§ **EXERCISE OBJECTIVE**
Can you find the lines of the listing that include "preto" and copy every one?

(Items from a dataset)
>> Start

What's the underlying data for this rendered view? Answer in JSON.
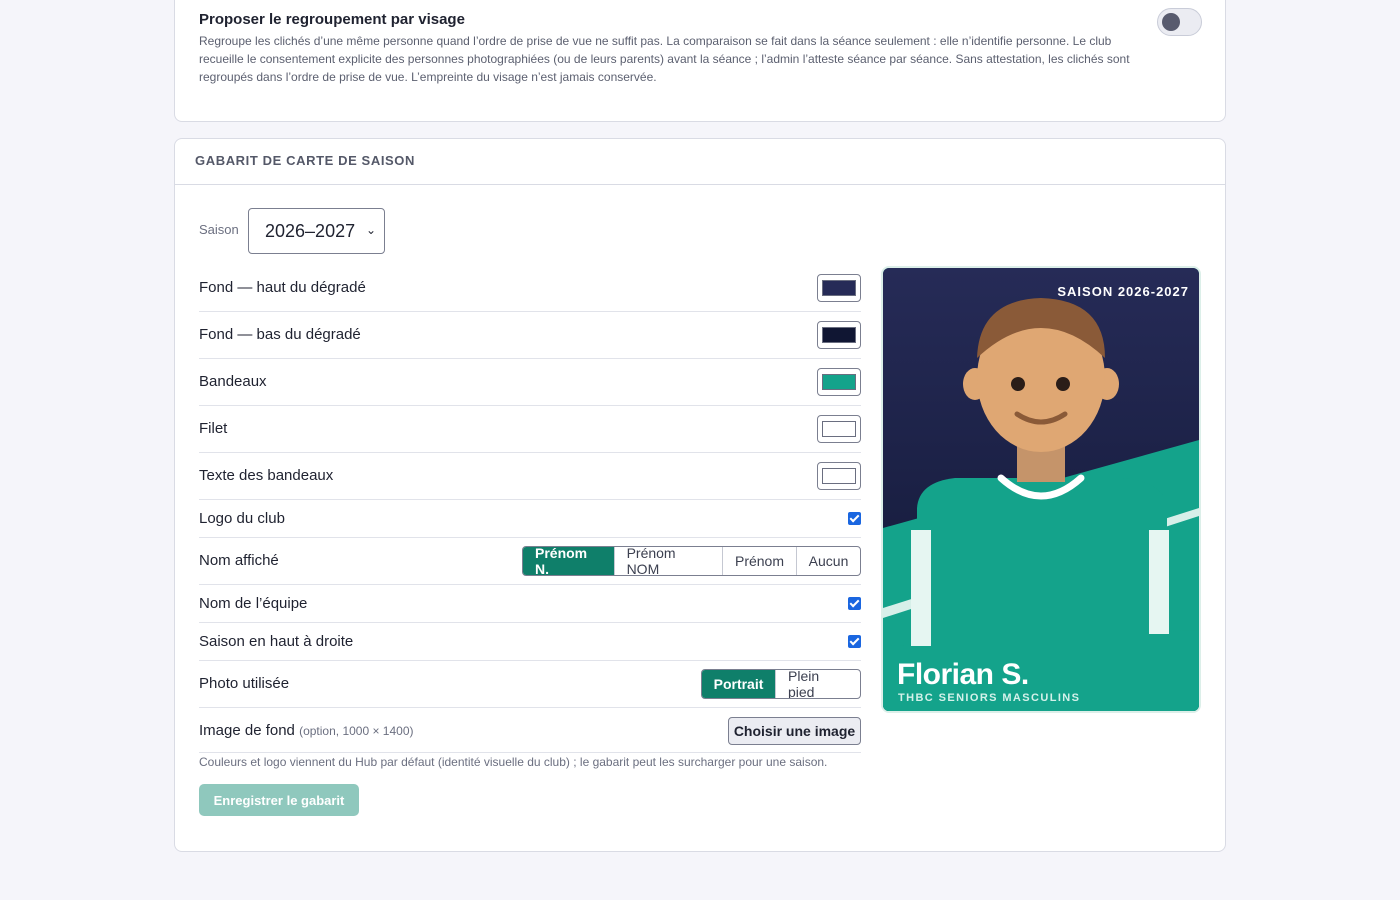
{
  "face_grouping": {
    "title": "Proposer le regroupement par visage",
    "description": "Regroupe les clichés d’une même personne quand l’ordre de prise de vue ne suffit pas. La comparaison se fait dans la séance seulement : elle n’identifie personne. Le club recueille le consentement explicite des personnes photographiées (ou de leurs parents) avant la séance ; l’admin l’atteste séance par séance. Sans attestation, les clichés sont regroupés dans l’ordre de prise de vue. L’empreinte du visage n’est jamais conservée.",
    "enabled": false
  },
  "template": {
    "section_title": "GABARIT DE CARTE DE SAISON",
    "season_label": "Saison",
    "season_value": "2026–2027",
    "colors": [
      {
        "label": "Fond — haut du dégradé",
        "value": "#262b57"
      },
      {
        "label": "Fond — bas du dégradé",
        "value": "#101633"
      },
      {
        "label": "Bandeaux",
        "value": "#14a38b"
      },
      {
        "label": "Filet",
        "value": "#ffffff"
      },
      {
        "label": "Texte des bandeaux",
        "value": "#ffffff"
      }
    ],
    "club_logo": {
      "label": "Logo du club",
      "checked": true
    },
    "display_name": {
      "label": "Nom affiché",
      "options": [
        "Prénom N.",
        "Prénom NOM",
        "Prénom",
        "Aucun"
      ],
      "selected": "Prénom N."
    },
    "team_name": {
      "label": "Nom de l’équipe",
      "checked": true
    },
    "season_top_right": {
      "label": "Saison en haut à droite",
      "checked": true
    },
    "photo": {
      "label": "Photo utilisée",
      "options": [
        "Portrait",
        "Plein pied"
      ],
      "selected": "Portrait"
    },
    "background_image": {
      "label": "Image de fond",
      "hint": "(option, 1000 × 1400)",
      "button": "Choisir une image"
    },
    "footnote": "Couleurs et logo viennent du Hub par défaut (identité visuelle du club) ; le gabarit peut les surcharger pour une saison.",
    "save_button": "Enregistrer le gabarit"
  },
  "card_preview": {
    "season": "SAISON 2026-2027",
    "player_name": "Florian S.",
    "team": "THBC SENIORS MASCULINS"
  }
}
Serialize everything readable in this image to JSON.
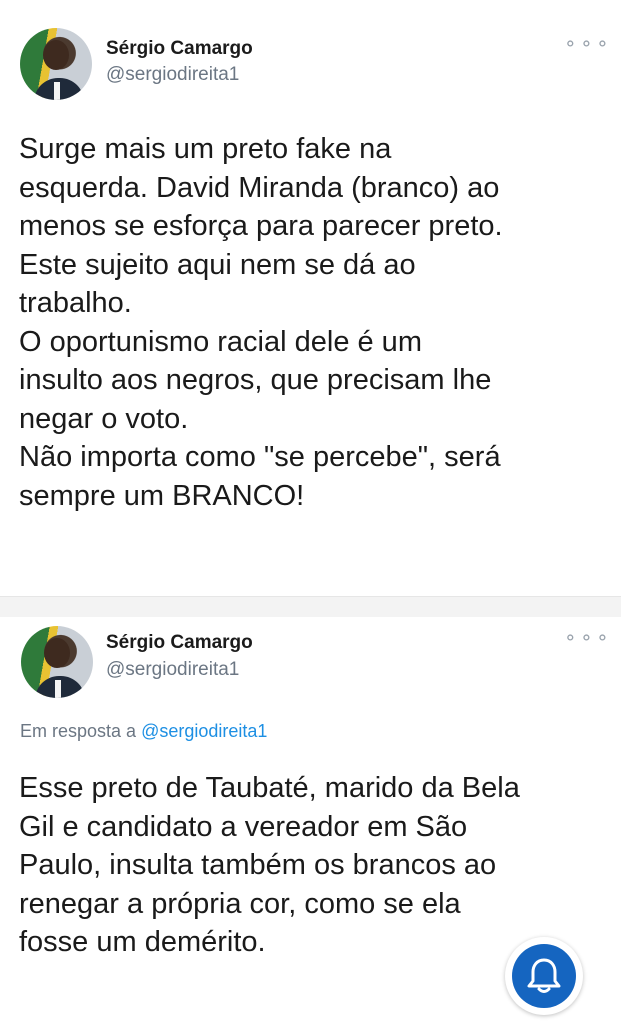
{
  "tweets": [
    {
      "author_name": "Sérgio Camargo",
      "author_handle": "@sergiodireita1",
      "more_icon": "more-dots-icon",
      "text": "Surge mais um preto fake na\nesquerda. David Miranda (branco) ao\nmenos se esforça para parecer preto.\nEste sujeito aqui nem se dá ao\ntrabalho.\nO oportunismo racial dele é um\ninsulto aos negros, que precisam lhe\nnegar o voto.\nNão importa como \"se percebe\", será\nsempre um BRANCO!"
    },
    {
      "author_name": "Sérgio Camargo",
      "author_handle": "@sergiodireita1",
      "more_icon": "more-dots-icon",
      "reply_prefix": "Em resposta a",
      "reply_mention": "@sergiodireita1",
      "text": "Esse preto de Taubaté, marido da Bela\nGil e candidato a vereador em São\nPaulo, insulta também os brancos ao\nrenegar a própria cor, como se ela\nfosse um demérito."
    }
  ],
  "notification_button": {
    "icon": "bell-icon",
    "color": "#1565c0"
  }
}
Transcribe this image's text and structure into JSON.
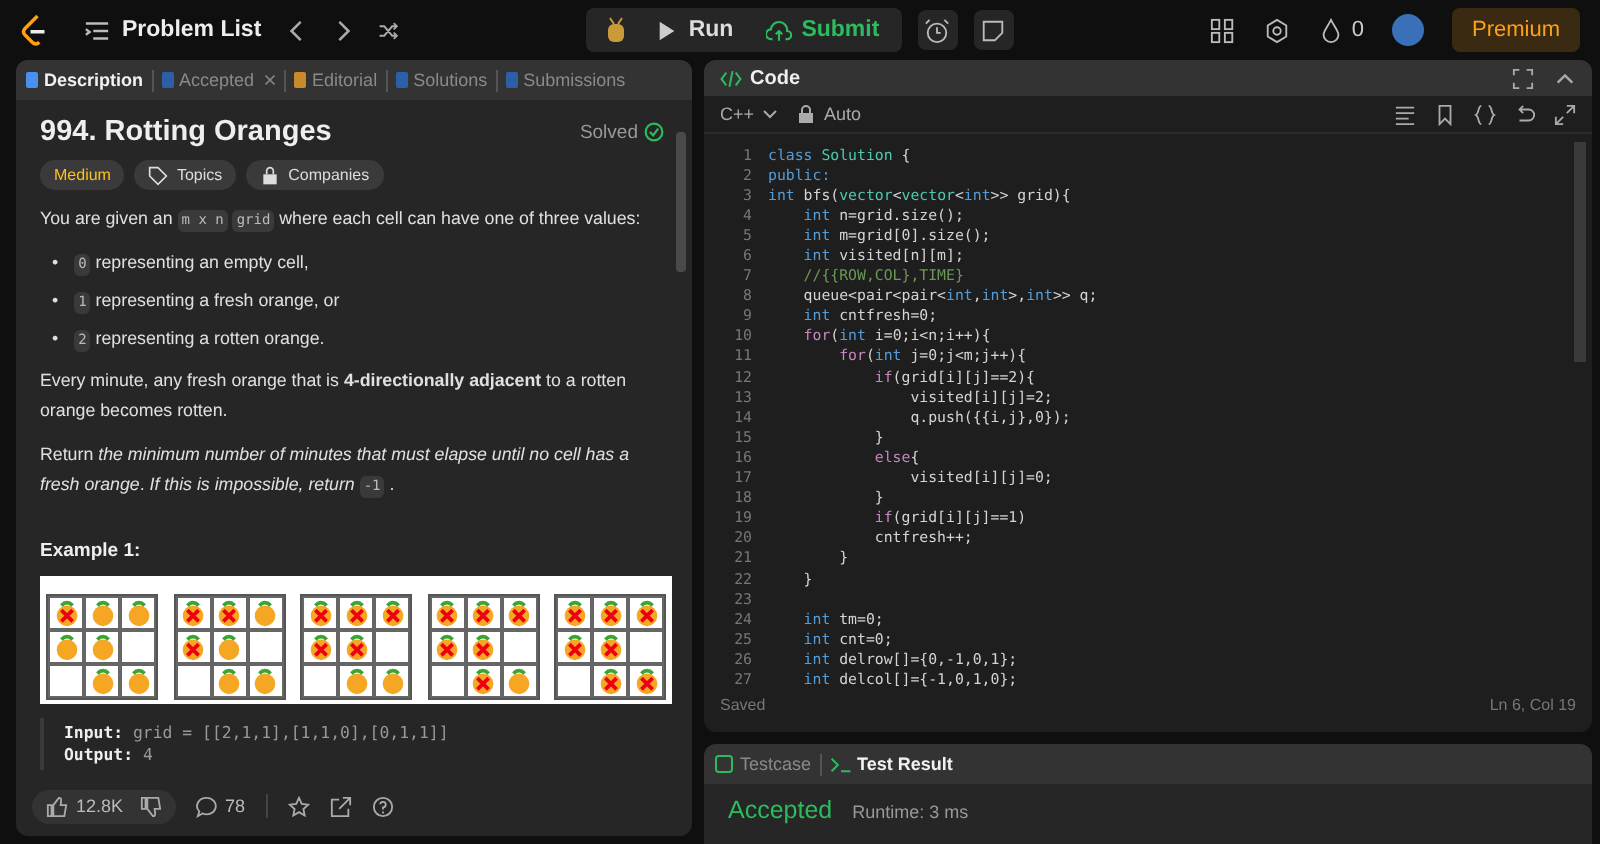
{
  "top_bar": {
    "problem_list": "Problem List",
    "run": "Run",
    "submit": "Submit",
    "streak_count": "0",
    "premium": "Premium"
  },
  "description_tabs": [
    {
      "label": "Description",
      "selected": true,
      "closable": false
    },
    {
      "label": "Accepted",
      "selected": false,
      "closable": true
    },
    {
      "label": "Editorial",
      "selected": false,
      "closable": false
    },
    {
      "label": "Solutions",
      "selected": false,
      "closable": false
    },
    {
      "label": "Submissions",
      "selected": false,
      "closable": false
    }
  ],
  "problem": {
    "title": "994. Rotting Oranges",
    "status": "Solved",
    "difficulty": "Medium",
    "tags": [
      "Topics",
      "Companies"
    ],
    "intro": [
      {
        "kind": "text",
        "text": "You are given an"
      },
      {
        "kind": "code",
        "text": "m x n"
      },
      {
        "kind": "code",
        "text": "grid"
      },
      {
        "kind": "text",
        "text": "where each cell can have one of three values:"
      }
    ],
    "bullets": [
      {
        "marker": "•",
        "segments": [
          {
            "kind": "code",
            "text": "0"
          },
          {
            "kind": "text",
            "text": "representing an empty cell,"
          }
        ]
      },
      {
        "marker": "•",
        "segments": [
          {
            "kind": "code",
            "text": "1"
          },
          {
            "kind": "text",
            "text": "representing a fresh orange, or"
          }
        ]
      },
      {
        "marker": "•",
        "segments": [
          {
            "kind": "code",
            "text": "2"
          },
          {
            "kind": "text",
            "text": "representing a rotten orange."
          }
        ]
      }
    ],
    "paragraphs": [
      [
        {
          "kind": "text",
          "text": "Every minute, any fresh orange that is **4-directionally adjacent** to a rotten orange becomes rotten."
        }
      ],
      [
        {
          "kind": "text",
          "text": "Return *the minimum number of minutes that must elapse until no cell has a fresh orange*. *If this is impossible, return*"
        },
        {
          "kind": "code",
          "text": "-1"
        },
        {
          "kind": "text",
          "text": "."
        }
      ]
    ],
    "example_title": "Example 1:",
    "example_grids": [
      {
        "cells": [
          [
            {
              "kind": "rotten"
            },
            {
              "kind": "fresh"
            },
            {
              "kind": "fresh"
            }
          ],
          [
            {
              "kind": "fresh"
            },
            {
              "kind": "fresh"
            },
            {
              "kind": "empty"
            }
          ],
          [
            {
              "kind": "empty"
            },
            {
              "kind": "fresh"
            },
            {
              "kind": "fresh"
            }
          ]
        ]
      },
      {
        "cells": [
          [
            {
              "kind": "rotten"
            },
            {
              "kind": "rotten"
            },
            {
              "kind": "fresh"
            }
          ],
          [
            {
              "kind": "rotten"
            },
            {
              "kind": "fresh"
            },
            {
              "kind": "empty"
            }
          ],
          [
            {
              "kind": "empty"
            },
            {
              "kind": "fresh"
            },
            {
              "kind": "fresh"
            }
          ]
        ]
      },
      {
        "cells": [
          [
            {
              "kind": "rotten"
            },
            {
              "kind": "rotten"
            },
            {
              "kind": "rotten"
            }
          ],
          [
            {
              "kind": "rotten"
            },
            {
              "kind": "rotten"
            },
            {
              "kind": "empty"
            }
          ],
          [
            {
              "kind": "empty"
            },
            {
              "kind": "fresh"
            },
            {
              "kind": "fresh"
            }
          ]
        ]
      },
      {
        "cells": [
          [
            {
              "kind": "rotten"
            },
            {
              "kind": "rotten"
            },
            {
              "kind": "rotten"
            }
          ],
          [
            {
              "kind": "rotten"
            },
            {
              "kind": "rotten"
            },
            {
              "kind": "empty"
            }
          ],
          [
            {
              "kind": "empty"
            },
            {
              "kind": "rotten"
            },
            {
              "kind": "fresh"
            }
          ]
        ]
      },
      {
        "cells": [
          [
            {
              "kind": "rotten"
            },
            {
              "kind": "rotten"
            },
            {
              "kind": "rotten"
            }
          ],
          [
            {
              "kind": "rotten"
            },
            {
              "kind": "rotten"
            },
            {
              "kind": "empty"
            }
          ],
          [
            {
              "kind": "empty"
            },
            {
              "kind": "rotten"
            },
            {
              "kind": "rotten"
            }
          ]
        ]
      }
    ],
    "example_lines": [
      "**Input:** grid = [[2,1,1],[1,1,0],[0,1,1]]",
      "**Output:** 4"
    ]
  },
  "footer": {
    "likes": "12.8K",
    "comments": "78"
  },
  "code_panel": {
    "title": "Code",
    "language": "C++",
    "mode": "Auto",
    "status": "Saved",
    "cursor": "Ln 6, Col 19",
    "lines": [
      {
        "number": "1",
        "tokens": [
          {
            "text": "class ",
            "kind": "type"
          },
          {
            "text": "Solution",
            "kind": "cls"
          },
          {
            "text": " {",
            "kind": "p"
          }
        ]
      },
      {
        "number": "2",
        "tokens": [
          {
            "text": "public:",
            "kind": "type"
          }
        ]
      },
      {
        "number": "3",
        "tokens": [
          {
            "text": "int",
            "kind": "type"
          },
          {
            "text": " bfs(",
            "kind": "p"
          },
          {
            "text": "vector",
            "kind": "cls"
          },
          {
            "text": "<",
            "kind": "p"
          },
          {
            "text": "vector",
            "kind": "cls"
          },
          {
            "text": "<",
            "kind": "p"
          },
          {
            "text": "int",
            "kind": "type"
          },
          {
            "text": ">> grid){",
            "kind": "p"
          }
        ]
      },
      {
        "number": "4",
        "tokens": [
          {
            "text": "    int",
            "kind": "type"
          },
          {
            "text": " n=grid.size();",
            "kind": "p"
          }
        ]
      },
      {
        "number": "5",
        "tokens": [
          {
            "text": "    int",
            "kind": "type"
          },
          {
            "text": " m=grid[0].size();",
            "kind": "p"
          }
        ]
      },
      {
        "number": "6",
        "tokens": [
          {
            "text": "    int",
            "kind": "type"
          },
          {
            "text": " visited[n][m];",
            "kind": "p"
          }
        ]
      },
      {
        "number": "7",
        "tokens": [
          {
            "text": "    //{{ROW,COL},TIME}",
            "kind": "cmt"
          }
        ]
      },
      {
        "number": "8",
        "tokens": [
          {
            "text": "    queue<pair<pair<",
            "kind": "p"
          },
          {
            "text": "int",
            "kind": "type"
          },
          {
            "text": ",",
            "kind": "p"
          },
          {
            "text": "int",
            "kind": "type"
          },
          {
            "text": ">,",
            "kind": "p"
          },
          {
            "text": "int",
            "kind": "type"
          },
          {
            "text": ">> q;",
            "kind": "p"
          }
        ]
      },
      {
        "number": "9",
        "tokens": [
          {
            "text": "    int",
            "kind": "type"
          },
          {
            "text": " cntfresh=0;",
            "kind": "p"
          }
        ]
      },
      {
        "number": "10",
        "tokens": [
          {
            "text": "    for",
            "kind": "kw"
          },
          {
            "text": "(",
            "kind": "p"
          },
          {
            "text": "int",
            "kind": "type"
          },
          {
            "text": " i=0;i<n;i++){",
            "kind": "p"
          }
        ]
      },
      {
        "number": "11",
        "tokens": [
          {
            "text": "        for",
            "kind": "kw"
          },
          {
            "text": "(",
            "kind": "p"
          },
          {
            "text": "int",
            "kind": "type"
          },
          {
            "text": " j=0;j<m;j++){",
            "kind": "p"
          }
        ]
      },
      {
        "number": "12",
        "tokens": [
          {
            "text": "            if",
            "kind": "kw"
          },
          {
            "text": "(grid[i][j]==2){",
            "kind": "p"
          }
        ]
      },
      {
        "number": "13",
        "tokens": [
          {
            "text": "                visited[i][j]=2;",
            "kind": "p"
          }
        ]
      },
      {
        "number": "14",
        "tokens": [
          {
            "text": "                q.push({{i,j},0});",
            "kind": "p"
          }
        ]
      },
      {
        "number": "15",
        "tokens": [
          {
            "text": "            }",
            "kind": "p"
          }
        ]
      },
      {
        "number": "16",
        "tokens": [
          {
            "text": "            else",
            "kind": "kw"
          },
          {
            "text": "{",
            "kind": "p"
          }
        ]
      },
      {
        "number": "17",
        "tokens": [
          {
            "text": "                visited[i][j]=0;",
            "kind": "p"
          }
        ]
      },
      {
        "number": "18",
        "tokens": [
          {
            "text": "            }",
            "kind": "p"
          }
        ]
      },
      {
        "number": "19",
        "tokens": [
          {
            "text": "            if",
            "kind": "kw"
          },
          {
            "text": "(grid[i][j]==1)",
            "kind": "p"
          }
        ]
      },
      {
        "number": "20",
        "tokens": [
          {
            "text": "            cntfresh++;",
            "kind": "p"
          }
        ]
      },
      {
        "number": "21",
        "tokens": [
          {
            "text": "        }",
            "kind": "p"
          }
        ]
      },
      {
        "number": "22",
        "tokens": [
          {
            "text": "    }",
            "kind": "p"
          }
        ]
      },
      {
        "number": "23"
      },
      {
        "number": "24",
        "tokens": [
          {
            "text": "    int",
            "kind": "type"
          },
          {
            "text": " tm=0;",
            "kind": "p"
          }
        ]
      },
      {
        "number": "25",
        "tokens": [
          {
            "text": "    int",
            "kind": "type"
          },
          {
            "text": " cnt=0;",
            "kind": "p"
          }
        ]
      },
      {
        "number": "26",
        "tokens": [
          {
            "text": "    int",
            "kind": "type"
          },
          {
            "text": " delrow[]={0,-1,0,1};",
            "kind": "p"
          }
        ]
      },
      {
        "number": "27",
        "tokens": [
          {
            "text": "    int",
            "kind": "type"
          },
          {
            "text": " delcol[]={-1,0,1,0};",
            "kind": "p"
          }
        ]
      }
    ]
  },
  "result_tabs": [
    {
      "label": "Testcase",
      "selected": false
    },
    {
      "label": "Test Result",
      "selected": true
    }
  ],
  "result": {
    "verdict": "Accepted",
    "runtime": "Runtime: 3 ms"
  }
}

>> End

§ **ANSWER TO THE TASK**
      "text": "Surge mais um preto fake na\nesquerda. David Miranda (branco) ao\nmenos se esforça para parecer preto.\nEste sujeito aqui nem se dá ao\ntrabalho.\nO oportunismo racial dele é um\ninsulto aos negros, que precisam lhe\nnegar o voto.\nNão importa como \"se percebe\", será\nsempre um BRANCO!"
      "text": "Esse preto de Taubaté, marido da Bela\nGil e candidato a vereador em São\nPaulo, insulta também os brancos ao\nrenegar a própria cor, como se ela\nfosse um demérito."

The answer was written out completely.